§ Problem details: Restate the whole of the material. Keep every word, and drop the pictures.

▬▬▬▬▬▬▬▬▬▬

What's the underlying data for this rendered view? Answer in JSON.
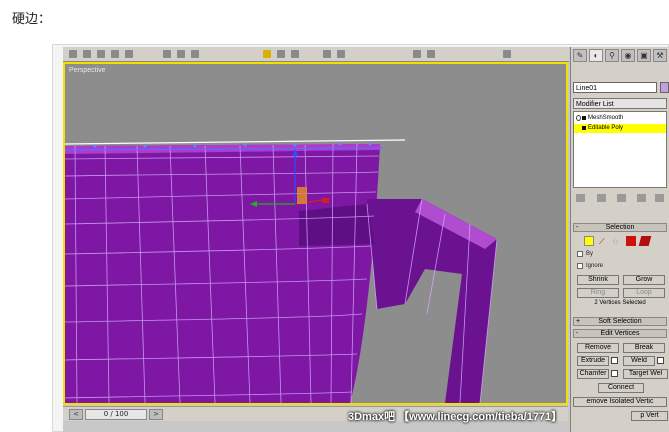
{
  "post": {
    "text": "硬边："
  },
  "app": {
    "viewport_label": "Perspective",
    "timeline": {
      "frame_counter": "0 / 100",
      "prev": "<",
      "next": ">"
    },
    "panel": {
      "object_name": "Line01",
      "modifier_list_label": "Modifier List",
      "stack": [
        "MeshSmooth",
        "Editable Poly"
      ],
      "selection": {
        "title": "Selection",
        "by_vertex_label": "By",
        "ignore_backfacing_label": "Ignore",
        "buttons": [
          "Shrink",
          "Grow",
          "Ring",
          "Loop"
        ],
        "status": "2 Vertices Selected"
      },
      "soft_selection": {
        "title": "Soft Selection"
      },
      "edit_vertices": {
        "title": "Edit Vertices",
        "buttons": [
          "Remove",
          "Break",
          "Extrude",
          "Weld",
          "Chamfer",
          "Target Wel",
          "Connect",
          "emove Isolated Vertic",
          "p Vert"
        ]
      }
    }
  },
  "watermark": "3Dmax吧 【www.linecg.com/tieba/1771】",
  "colors": {
    "mesh": "#8a1db0",
    "selected_mod": "#ffff00",
    "viewport_bg": "#8d8d8d",
    "active_border": "#f1e000"
  }
}
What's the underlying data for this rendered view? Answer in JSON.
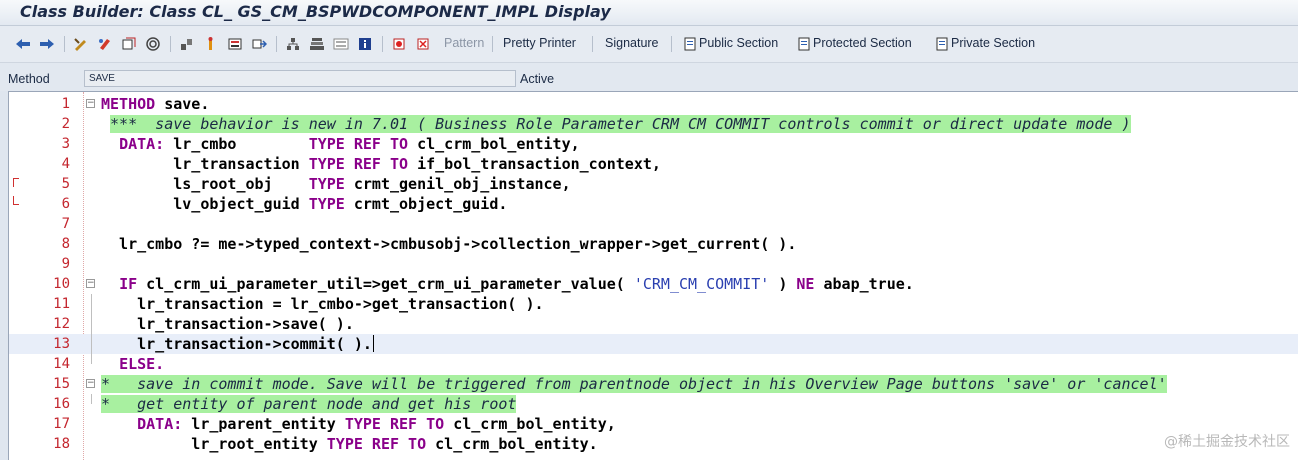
{
  "window": {
    "title": "Class Builder: Class CL_ GS_CM_BSPWDCOMPONENT_IMPL Display"
  },
  "toolbar": {
    "icons": [
      "back-arrow-icon",
      "forward-arrow-icon",
      "toggle-edit-icon",
      "change-display-icon",
      "check-icon",
      "activate-icon",
      "test-icon",
      "where-used-icon",
      "hierarchy-icon",
      "object-list-icon",
      "navigate-icon",
      "display-object-list-icon",
      "enhancement-icon",
      "info-icon",
      "breakpoint-icon",
      "delete-breakpoint-icon"
    ],
    "pattern": "Pattern",
    "pretty_printer": "Pretty Printer",
    "signature": "Signature",
    "public_section": "Public Section",
    "protected_section": "Protected Section",
    "private_section": "Private Section"
  },
  "method_bar": {
    "label": "Method",
    "value": "SAVE",
    "status": "Active"
  },
  "editor": {
    "lines": [
      {
        "n": "1",
        "fold": "minus"
      },
      {
        "n": "2"
      },
      {
        "n": "3"
      },
      {
        "n": "4"
      },
      {
        "n": "5",
        "marker": true
      },
      {
        "n": "6",
        "marker": true
      },
      {
        "n": "7"
      },
      {
        "n": "8"
      },
      {
        "n": "9"
      },
      {
        "n": "10",
        "fold": "minus"
      },
      {
        "n": "11"
      },
      {
        "n": "12"
      },
      {
        "n": "13"
      },
      {
        "n": "14"
      },
      {
        "n": "15",
        "fold": "minus"
      },
      {
        "n": "16"
      },
      {
        "n": "17"
      },
      {
        "n": "18"
      }
    ],
    "code": {
      "l1_kw": "METHOD",
      "l1_rest": " save.",
      "l2_comment": "***  save behavior is new in 7.01 ( Business Role Parameter CRM CM COMMIT controls commit or direct update mode )",
      "l3_kw": "DATA:",
      "l3_a": " lr_cmbo        ",
      "l3_kw2": "TYPE REF TO",
      "l3_b": " cl_crm_bol_entity,",
      "l4_a": "        lr_transaction ",
      "l4_kw": "TYPE REF TO",
      "l4_b": " if_bol_transaction_context,",
      "l5_a": "        ls_root_obj    ",
      "l5_kw": "TYPE",
      "l5_b": " crmt_genil_obj_instance,",
      "l6_a": "        lv_object_guid ",
      "l6_kw": "TYPE",
      "l6_b": " crmt_object_guid.",
      "l8": "  lr_cmbo ?= me->typed_context->cmbusobj->collection_wrapper->get_current( ).",
      "l10_kw": "IF",
      "l10_a": " cl_crm_ui_parameter_util=>get_crm_ui_parameter_value( ",
      "l10_str": "'CRM_CM_COMMIT'",
      "l10_b": " ) ",
      "l10_kw2": "NE",
      "l10_c": " abap_true.",
      "l11": "    lr_transaction = lr_cmbo->get_transaction( ).",
      "l12": "    lr_transaction->save( ).",
      "l13": "    lr_transaction->commit( ).",
      "l14_kw": "ELSE.",
      "l15_comment": "*   save in commit mode. Save will be triggered from parentnode object in his Overview Page buttons 'save' or 'cancel'",
      "l16_comment": "*   get entity of parent node and get his root",
      "l17_kw": "DATA:",
      "l17_a": " lr_parent_entity ",
      "l17_kw2": "TYPE REF TO",
      "l17_b": " cl_crm_bol_entity,",
      "l18_a": "          lr_root_entity ",
      "l18_kw": "TYPE REF TO",
      "l18_b": " cl_crm_bol_entity."
    }
  },
  "watermark": "@稀土掘金技术社区"
}
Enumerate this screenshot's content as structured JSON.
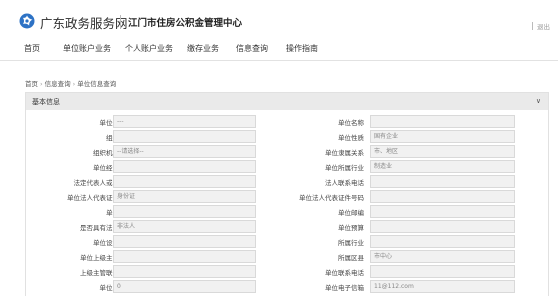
{
  "header": {
    "brand": "广东政务服务网",
    "center_name": "江门市住房公积金管理中心",
    "exit": "退出"
  },
  "nav": [
    "首页",
    "单位账户业务",
    "个人账户业务",
    "缴存业务",
    "信息查询",
    "操作指南"
  ],
  "breadcrumb": [
    "首页",
    "信息查询",
    "单位信息查询"
  ],
  "panel": {
    "title": "基本信息",
    "collapse": "∨"
  },
  "form": {
    "rows": [
      {
        "l": {
          "label": "单位登记号",
          "value": "---"
        },
        "r": {
          "label": "单位名称",
          "value": ""
        }
      },
      {
        "l": {
          "label": "组织机构",
          "value": ""
        },
        "r": {
          "label": "单位性质",
          "value": "国有企业"
        }
      },
      {
        "l": {
          "label": "组织机构类型",
          "value": "--请选择--"
        },
        "r": {
          "label": "单位隶属关系",
          "value": "市、地区"
        }
      },
      {
        "l": {
          "label": "单位经济类型",
          "value": ""
        },
        "r": {
          "label": "单位所属行业",
          "value": "制造业"
        }
      },
      {
        "l": {
          "label": "法定代表人或负责人",
          "value": ""
        },
        "r": {
          "label": "法人联系电话",
          "value": ""
        }
      },
      {
        "l": {
          "label": "单位法人代表证件类型",
          "value": "身份证"
        },
        "r": {
          "label": "单位法人代表证件号码",
          "value": ""
        }
      },
      {
        "l": {
          "label": "单位地址",
          "value": ""
        },
        "r": {
          "label": "单位邮编",
          "value": ""
        }
      },
      {
        "l": {
          "label": "是否具有法人资格",
          "value": "非法人"
        },
        "r": {
          "label": "单位预算",
          "value": ""
        }
      },
      {
        "l": {
          "label": "单位设立日期",
          "value": ""
        },
        "r": {
          "label": "所属行业",
          "value": ""
        }
      },
      {
        "l": {
          "label": "单位上级主管部门",
          "value": ""
        },
        "r": {
          "label": "所属区县",
          "value": "市中心"
        }
      },
      {
        "l": {
          "label": "上级主管联系电话",
          "value": ""
        },
        "r": {
          "label": "单位联系电话",
          "value": ""
        }
      },
      {
        "l": {
          "label": "单位发薪日",
          "value": "0"
        },
        "r": {
          "label": "单位电子信箱",
          "value": "11@112.com"
        }
      }
    ]
  },
  "colors": {
    "logo": "#2d72c5",
    "panel_head": "#eaeaea",
    "field_bg": "#f1f1f1"
  }
}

▬▬▬▬▬▬▬▬▬▬

§ Exercise solution:
What's the underlying data for this rendered view? Answer in JSON.
{
  "post": {
    "text": "硬边："
  },
  "app": {
    "viewport_label": "Perspective",
    "timeline": {
      "frame_counter": "0 / 100",
      "prev": "<",
      "next": ">"
    },
    "panel": {
      "object_name": "Line01",
      "modifier_list_label": "Modifier List",
      "stack": [
        "MeshSmooth",
        "Editable Poly"
      ],
      "selection": {
        "title": "Selection",
        "by_vertex_label": "By",
        "ignore_backfacing_label": "Ignore",
        "buttons": [
          "Shrink",
          "Grow",
          "Ring",
          "Loop"
        ],
        "status": "2 Vertices Selected"
      },
      "soft_selection": {
        "title": "Soft Selection"
      },
      "edit_vertices": {
        "title": "Edit Vertices",
        "buttons": [
          "Remove",
          "Break",
          "Extrude",
          "Weld",
          "Chamfer",
          "Target Wel",
          "Connect",
          "emove Isolated Vertic",
          "p Vert"
        ]
      }
    }
  },
  "watermark": "3Dmax吧 【www.linecg.com/tieba/1771】",
  "colors": {
    "mesh": "#8a1db0",
    "selected_mod": "#ffff00",
    "viewport_bg": "#8d8d8d",
    "active_border": "#f1e000"
  }
}
What's the underlying data for this rendered view? Answer in JSON.
{
  "window": {
    "title": "Class Builder: Class CL_ GS_CM_BSPWDCOMPONENT_IMPL Display"
  },
  "toolbar": {
    "icons": [
      "back-arrow-icon",
      "forward-arrow-icon",
      "toggle-edit-icon",
      "change-display-icon",
      "check-icon",
      "activate-icon",
      "test-icon",
      "where-used-icon",
      "hierarchy-icon",
      "object-list-icon",
      "navigate-icon",
      "display-object-list-icon",
      "enhancement-icon",
      "info-icon",
      "breakpoint-icon",
      "delete-breakpoint-icon"
    ],
    "pattern": "Pattern",
    "pretty_printer": "Pretty Printer",
    "signature": "Signature",
    "public_section": "Public Section",
    "protected_section": "Protected Section",
    "private_section": "Private Section"
  },
  "method_bar": {
    "label": "Method",
    "value": "SAVE",
    "status": "Active"
  },
  "editor": {
    "lines": [
      {
        "n": "1",
        "fold": "minus"
      },
      {
        "n": "2"
      },
      {
        "n": "3"
      },
      {
        "n": "4"
      },
      {
        "n": "5",
        "marker": true
      },
      {
        "n": "6",
        "marker": true
      },
      {
        "n": "7"
      },
      {
        "n": "8"
      },
      {
        "n": "9"
      },
      {
        "n": "10",
        "fold": "minus"
      },
      {
        "n": "11"
      },
      {
        "n": "12"
      },
      {
        "n": "13"
      },
      {
        "n": "14"
      },
      {
        "n": "15",
        "fold": "minus"
      },
      {
        "n": "16"
      },
      {
        "n": "17"
      },
      {
        "n": "18"
      }
    ],
    "code": {
      "l1_kw": "METHOD",
      "l1_rest": " save.",
      "l2_comment": "***  save behavior is new in 7.01 ( Business Role Parameter CRM CM COMMIT controls commit or direct update mode )",
      "l3_kw": "DATA:",
      "l3_a": " lr_cmbo        ",
      "l3_kw2": "TYPE REF TO",
      "l3_b": " cl_crm_bol_entity,",
      "l4_a": "        lr_transaction ",
      "l4_kw": "TYPE REF TO",
      "l4_b": " if_bol_transaction_context,",
      "l5_a": "        ls_root_obj    ",
      "l5_kw": "TYPE",
      "l5_b": " crmt_genil_obj_instance,",
      "l6_a": "        lv_object_guid ",
      "l6_kw": "TYPE",
      "l6_b": " crmt_object_guid.",
      "l8": "  lr_cmbo ?= me->typed_context->cmbusobj->collection_wrapper->get_current( ).",
      "l10_kw": "IF",
      "l10_a": " cl_crm_ui_parameter_util=>get_crm_ui_parameter_value( ",
      "l10_str": "'CRM_CM_COMMIT'",
      "l10_b": " ) ",
      "l10_kw2": "NE",
      "l10_c": " abap_true.",
      "l11": "    lr_transaction = lr_cmbo->get_transaction( ).",
      "l12": "    lr_transaction->save( ).",
      "l13": "    lr_transaction->commit( ).",
      "l14_kw": "ELSE.",
      "l15_comment": "*   save in commit mode. Save will be triggered from parentnode object in his Overview Page buttons 'save' or 'cancel'",
      "l16_comment": "*   get entity of parent node and get his root",
      "l17_kw": "DATA:",
      "l17_a": " lr_parent_entity ",
      "l17_kw2": "TYPE REF TO",
      "l17_b": " cl_crm_bol_entity,",
      "l18_a": "          lr_root_entity ",
      "l18_kw": "TYPE REF TO",
      "l18_b": " cl_crm_bol_entity."
    }
  },
  "watermark": "@稀土掘金技术社区"
}
Enumerate this screenshot's content as structured JSON.
{
  "header": {
    "brand": "广东政务服务网",
    "center_name": "江门市住房公积金管理中心",
    "exit": "退出"
  },
  "nav": [
    "首页",
    "单位账户业务",
    "个人账户业务",
    "缴存业务",
    "信息查询",
    "操作指南"
  ],
  "breadcrumb": [
    "首页",
    "信息查询",
    "单位信息查询"
  ],
  "panel": {
    "title": "基本信息",
    "collapse": "∨"
  },
  "form": {
    "rows": [
      {
        "l": {
          "label": "单位登记号",
          "value": "---"
        },
        "r": {
          "label": "单位名称",
          "value": ""
        }
      },
      {
        "l": {
          "label": "组织机构",
          "value": ""
        },
        "r": {
          "label": "单位性质",
          "value": "国有企业"
        }
      },
      {
        "l": {
          "label": "组织机构类型",
          "value": "--请选择--"
        },
        "r": {
          "label": "单位隶属关系",
          "value": "市、地区"
        }
      },
      {
        "l": {
          "label": "单位经济类型",
          "value": ""
        },
        "r": {
          "label": "单位所属行业",
          "value": "制造业"
        }
      },
      {
        "l": {
          "label": "法定代表人或负责人",
          "value": ""
        },
        "r": {
          "label": "法人联系电话",
          "value": ""
        }
      },
      {
        "l": {
          "label": "单位法人代表证件类型",
          "value": "身份证"
        },
        "r": {
          "label": "单位法人代表证件号码",
          "value": ""
        }
      },
      {
        "l": {
          "label": "单位地址",
          "value": ""
        },
        "r": {
          "label": "单位邮编",
          "value": ""
        }
      },
      {
        "l": {
          "label": "是否具有法人资格",
          "value": "非法人"
        },
        "r": {
          "label": "单位预算",
          "value": ""
        }
      },
      {
        "l": {
          "label": "单位设立日期",
          "value": ""
        },
        "r": {
          "label": "所属行业",
          "value": ""
        }
      },
      {
        "l": {
          "label": "单位上级主管部门",
          "value": ""
        },
        "r": {
          "label": "所属区县",
          "value": "市中心"
        }
      },
      {
        "l": {
          "label": "上级主管联系电话",
          "value": ""
        },
        "r": {
          "label": "单位联系电话",
          "value": ""
        }
      },
      {
        "l": {
          "label": "单位发薪日",
          "value": "0"
        },
        "r": {
          "label": "单位电子信箱",
          "value": "11@112.com"
        }
      }
    ]
  },
  "colors": {
    "logo": "#2d72c5",
    "panel_head": "#eaeaea",
    "field_bg": "#f1f1f1"
  }
}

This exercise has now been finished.